### Input rows
╭──

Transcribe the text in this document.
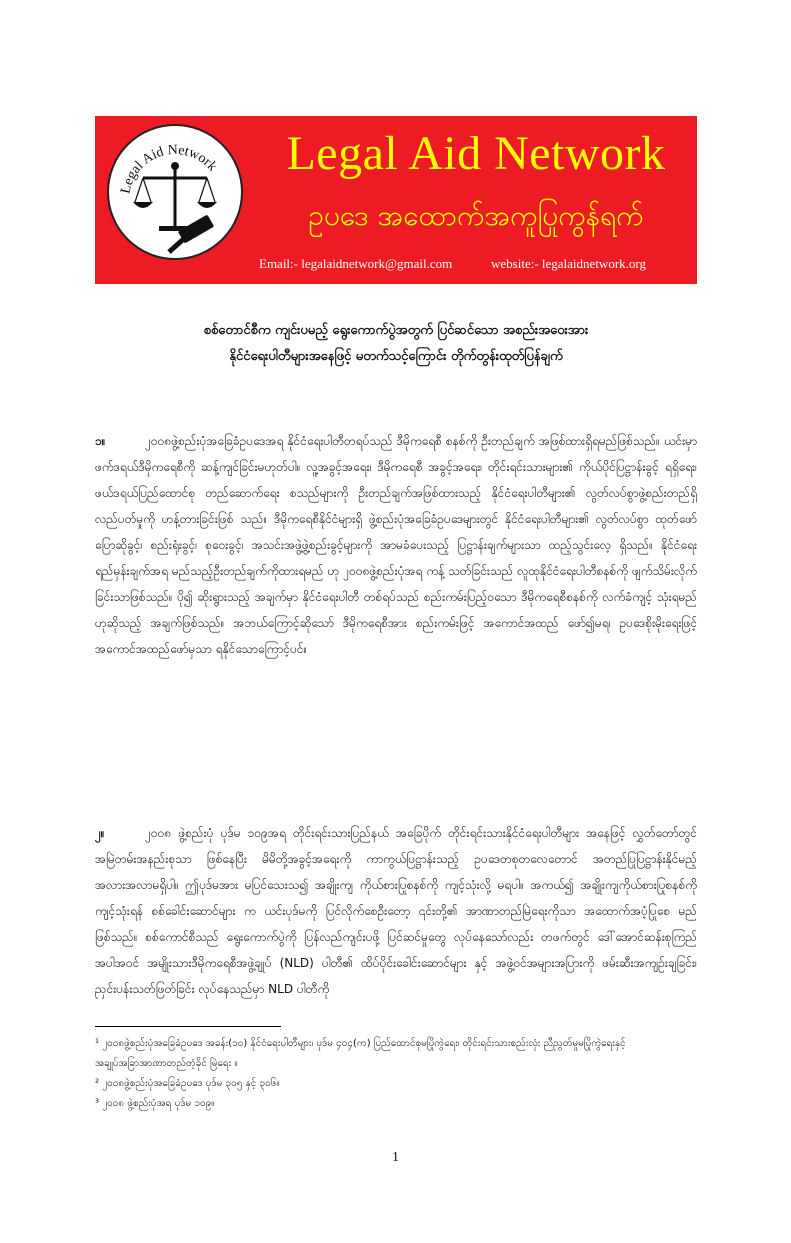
Legal Aid Network	Legal Aid Network
ဥပဒေ အထောက်အကူပြုကွန်ရက်
Email:- legalaidnetwork@gmail.com	website:- legalaidnetwork.org
စစ်တောင်စီက ကျင်းပမည့် ရွေးကောက်ပွဲအတွက် ပြင်ဆင်သော အစည်းအဝေးအား
နိုင်ငံရေးပါတီများအနေဖြင့် မတက်သင့်ကြောင်း တိုက်တွန်းထုတ်ပြန်ချက်
၁။	၂၀၀၈ဖွဲ့စည်းပုံအခြေခံဥပဒေအရ နိုင်ငံရေးပါတီတရပ်သည် ဒီမိုကရေစီ စနစ်ကို ဦးတည်ချက် အဖြစ်ထားရှိရမည်ဖြစ်သည်။ ယင်းမှာ ဖက်ဒရယ်ဒီမိုကရေစီကို ဆန့်ကျင်ခြင်းမဟုတ်ပါ။ လူ့အခွင့်အရေး၊ ဒီမိုကရေစီ အခွင့်အရေး၊ တိုင်းရင်းသားများ၏ ကိုယ်ပိုင်ပြဋ္ဌာန်းခွင့် ရရှိရေး၊ ဖယ်ဒရယ်ပြည်ထောင်စု တည်ဆောက်ရေး စသည်များကို ဦးတည်ချက်အဖြစ်ထားသည့် နိုင်ငံရေးပါတီများ၏ လွတ်လပ်စွာဖွဲ့စည်းတည်ရှိ လည်ပတ်မှုကို ဟန့်တားခြင်းဖြစ် သည်။ ဒီမိုကရေစီနိုင်ငံများရှိ ဖွဲ့စည်းပုံအခြေခံဥပဒေများတွင် နိုင်ငံရေးပါတီများ၏ လွတ်လပ်စွာ ထုတ်ဖော်ပြောဆိုခွင့်၊ စည်းရုံးခွင့်၊ စုဝေးခွင့်၊ အသင်းအဖွဲ့ဖွဲ့စည်းခွင့်များကို အာမခံပေးသည့် ပြဋ္ဌာန်းချက်များသာ ထည့်သွင်းလေ့ ရှိသည်။ နိုင်ငံရေး ရည်မှန်းချက်အရ မည်သည့်ဦးတည်ချက်ကိုထားရမည် ဟု ၂၀၀၈ဖွဲ့စည်းပုံအရ ကန့် သတ်ခြင်းသည် လူထုနိုင်ငံရေးပါတီစနစ်ကို ဖျက်သိမ်းလိုက် ခြင်းသာဖြစ်သည်။ ပို၍ ဆိုးရွားသည့် အချက်မှာ နိုင်ငံရေးပါတီ တစ်ရပ်သည် စည်းကမ်းပြည့်ဝသော ဒီမိုကရေစီစနစ်ကို လက်ခံကျင့် သုံးရမည်ဟုဆိုသည့် အချက်ဖြစ်သည်။ အဘယ်ကြောင့်ဆိုသော် ဒီမိုကရေစီအား စည်းကမ်းဖြင့် အကောင်အထည် ဖော်၍မရ၊ ဥပဒေစိုးမိုးရေးဖြင့် အကောင်အထည်ဖော်မှသာ ရနိုင်သောကြောင့်ပင်။
၂။	၂၀၀၈ ဖွဲ့စည်းပုံ ပုဒ်မ ၁၀၉အရ တိုင်းရင်းသားပြည်နယ် အခြေပိုက် တိုင်းရင်းသားနိုင်ငံရေးပါတီများ အနေဖြင့် လွှတ်တော်တွင် အမြဲတမ်းအနည်းစုသာ ဖြစ်နေပြီး မိမိတို့အခွင့်အရေးကို ကာကွယ်ပြဋ္ဌာန်းသည့် ဥပဒေတစုတလေတောင် အတည်ပြုပြဋ္ဌာန်းနိုင်မည့် အလားအလာမရှိပါ။ ဤပုဒ်မအား မပြင်သေးသ၍ အချိုးကျ ကိုယ်စားပြုစနစ်ကို ကျင့်သုံးလို့ မရပါ။ အကယ်၍ အချိုးကျကိုယ်စားပြုစနစ်ကို ကျင့်သုံးရန် စစ်ခေါင်းဆောင်များ က ယင်းပုဒ်မကို ပြင်လိုက်စေဦးတော့ ၎င်းတို့၏ အာဏာတည်မြဲရေးကိုသာ အထောက်အပံ့ပြုစေ မည်ဖြစ်သည်။ စစ်ကောင်စီသည် ရွေးကောက်ပွဲကို ပြန်လည်ကျင်းပဖို့ ပြင်ဆင်မှုတွေ လုပ်နေသော်လည်း တဖက်တွင် ဒေါ်အောင်ဆန်းစုကြည်အပါအဝင် အမျိုးသားဒီမိုကရေစီအဖွဲ့ချုပ် (NLD) ပါတီ၏ ထိပ်ပိုင်းခေါင်းဆောင်များ နှင့် အဖွဲ့ဝင်အများအပြားကို ဖမ်းဆီးအကျဉ်းချခြင်း၊ ညှင်းပန်းသတ်ဖြတ်ခြင်း လုပ်နေသည်မှာ NLD ပါတီကို

¹ ၂၀၀၈ဖွဲ့စည်းပုံအခြေခံဥပဒေ အခန်း(၁၀) နိုင်ငံရေးပါတီများ၊ ပုဒ်မ ၄၀၄(က) ပြည်ထောင်စုမပြိုကွဲရေး၊ တိုင်းရင်းသားစည်းလုံး ညီညွတ်မှုမပြိုကွဲရေးနှင့် အချုပ်အခြာအာဏာတည်တံ့ခိုင် မြဲရေး ။

² ၂၀၀၈ဖွဲ့စည်းပုံအခြေခံဥပဒေ ပုဒ်မ ၃၀၅ နှင့် ၃၀၆။

³ ၂၀၀၈ ဖွဲ့စည်းပုံအရ ပုဒ်မ ၁၀၉။

1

╰──

### What this task involves
Reproduce all the entries that precede this task, word for word, minus any pictures.

### Result of the exercise
Transcribe the text in this document.
Legal Aid Network	Legal Aid Network
ဥပဒေ အထောက်အကူပြုကွန်ရက်
Email:- legalaidnetwork@gmail.com	website:- legalaidnetwork.org
စစ်တောင်စီက ကျင်းပမည့် ရွေးကောက်ပွဲအတွက် ပြင်ဆင်သော အစည်းအဝေးအား
နိုင်ငံရေးပါတီများအနေဖြင့် မတက်သင့်ကြောင်း တိုက်တွန်းထုတ်ပြန်ချက်
၁။	၂၀၀၈ဖွဲ့စည်းပုံအခြေခံဥပဒေအရ နိုင်ငံရေးပါတီတရပ်သည် ဒီမိုကရေစီ စနစ်ကို ဦးတည်ချက် အဖြစ်ထားရှိရမည်ဖြစ်သည်။ ယင်းမှာ ဖက်ဒရယ်ဒီမိုကရေစီကို ဆန့်ကျင်ခြင်းမဟုတ်ပါ။ လူ့အခွင့်အရေး၊ ဒီမိုကရေစီ အခွင့်အရေး၊ တိုင်းရင်းသားများ၏ ကိုယ်ပိုင်ပြဋ္ဌာန်းခွင့် ရရှိရေး၊ ဖယ်ဒရယ်ပြည်ထောင်စု တည်ဆောက်ရေး စသည်များကို ဦးတည်ချက်အဖြစ်ထားသည့် နိုင်ငံရေးပါတီများ၏ လွတ်လပ်စွာဖွဲ့စည်းတည်ရှိ လည်ပတ်မှုကို ဟန့်တားခြင်းဖြစ် သည်။ ဒီမိုကရေစီနိုင်ငံများရှိ ဖွဲ့စည်းပုံအခြေခံဥပဒေများတွင် နိုင်ငံရေးပါတီများ၏ လွတ်လပ်စွာ ထုတ်ဖော်ပြောဆိုခွင့်၊ စည်းရုံးခွင့်၊ စုဝေးခွင့်၊ အသင်းအဖွဲ့ဖွဲ့စည်းခွင့်များကို အာမခံပေးသည့် ပြဋ္ဌာန်းချက်များသာ ထည့်သွင်းလေ့ ရှိသည်။ နိုင်ငံရေး ရည်မှန်းချက်အရ မည်သည့်ဦးတည်ချက်ကိုထားရမည် ဟု ၂၀၀၈ဖွဲ့စည်းပုံအရ ကန့် သတ်ခြင်းသည် လူထုနိုင်ငံရေးပါတီစနစ်ကို ဖျက်သိမ်းလိုက် ခြင်းသာဖြစ်သည်။ ပို၍ ဆိုးရွားသည့် အချက်မှာ နိုင်ငံရေးပါတီ တစ်ရပ်သည် စည်းကမ်းပြည့်ဝသော ဒီမိုကရေစီစနစ်ကို လက်ခံကျင့် သုံးရမည်ဟုဆိုသည့် အချက်ဖြစ်သည်။ အဘယ်ကြောင့်ဆိုသော် ဒီမိုကရေစီအား စည်းကမ်းဖြင့် အကောင်အထည် ဖော်၍မရ၊ ဥပဒေစိုးမိုးရေးဖြင့် အကောင်အထည်ဖော်မှသာ ရနိုင်သောကြောင့်ပင်။
၂။	၂၀၀၈ ဖွဲ့စည်းပုံ ပုဒ်မ ၁၀၉အရ တိုင်းရင်းသားပြည်နယ် အခြေပိုက် တိုင်းရင်းသားနိုင်ငံရေးပါတီများ အနေဖြင့် လွှတ်တော်တွင် အမြဲတမ်းအနည်းစုသာ ဖြစ်နေပြီး မိမိတို့အခွင့်အရေးကို ကာကွယ်ပြဋ္ဌာန်းသည့် ဥပဒေတစုတလေတောင် အတည်ပြုပြဋ္ဌာန်းနိုင်မည့် အလားအလာမရှိပါ။ ဤပုဒ်မအား မပြင်သေးသ၍ အချိုးကျ ကိုယ်စားပြုစနစ်ကို ကျင့်သုံးလို့ မရပါ။ အကယ်၍ အချိုးကျကိုယ်စားပြုစနစ်ကို ကျင့်သုံးရန် စစ်ခေါင်းဆောင်များ က ယင်းပုဒ်မကို ပြင်လိုက်စေဦးတော့ ၎င်းတို့၏ အာဏာတည်မြဲရေးကိုသာ အထောက်အပံ့ပြုစေ မည်ဖြစ်သည်။ စစ်ကောင်စီသည် ရွေးကောက်ပွဲကို ပြန်လည်ကျင်းပဖို့ ပြင်ဆင်မှုတွေ လုပ်နေသော်လည်း တဖက်တွင် ဒေါ်အောင်ဆန်းစုကြည်အပါအဝင် အမျိုးသားဒီမိုကရေစီအဖွဲ့ချုပ် (NLD) ပါတီ၏ ထိပ်ပိုင်းခေါင်းဆောင်များ နှင့် အဖွဲ့ဝင်အများအပြားကို ဖမ်းဆီးအကျဉ်းချခြင်း၊ ညှင်းပန်းသတ်ဖြတ်ခြင်း လုပ်နေသည်မှာ NLD ပါတီကို

¹ ၂၀၀၈ဖွဲ့စည်းပုံအခြေခံဥပဒေ အခန်း(၁၀) နိုင်ငံရေးပါတီများ၊ ပုဒ်မ ၄၀၄(က) ပြည်ထောင်စုမပြိုကွဲရေး၊ တိုင်းရင်းသားစည်းလုံး ညီညွတ်မှုမပြိုကွဲရေးနှင့် အချုပ်အခြာအာဏာတည်တံ့ခိုင် မြဲရေး ။

² ၂၀၀၈ဖွဲ့စည်းပုံအခြေခံဥပဒေ ပုဒ်မ ၃၀၅ နှင့် ၃၀၆။

³ ၂၀၀၈ ဖွဲ့စည်းပုံအရ ပုဒ်မ ၁၀၉။

1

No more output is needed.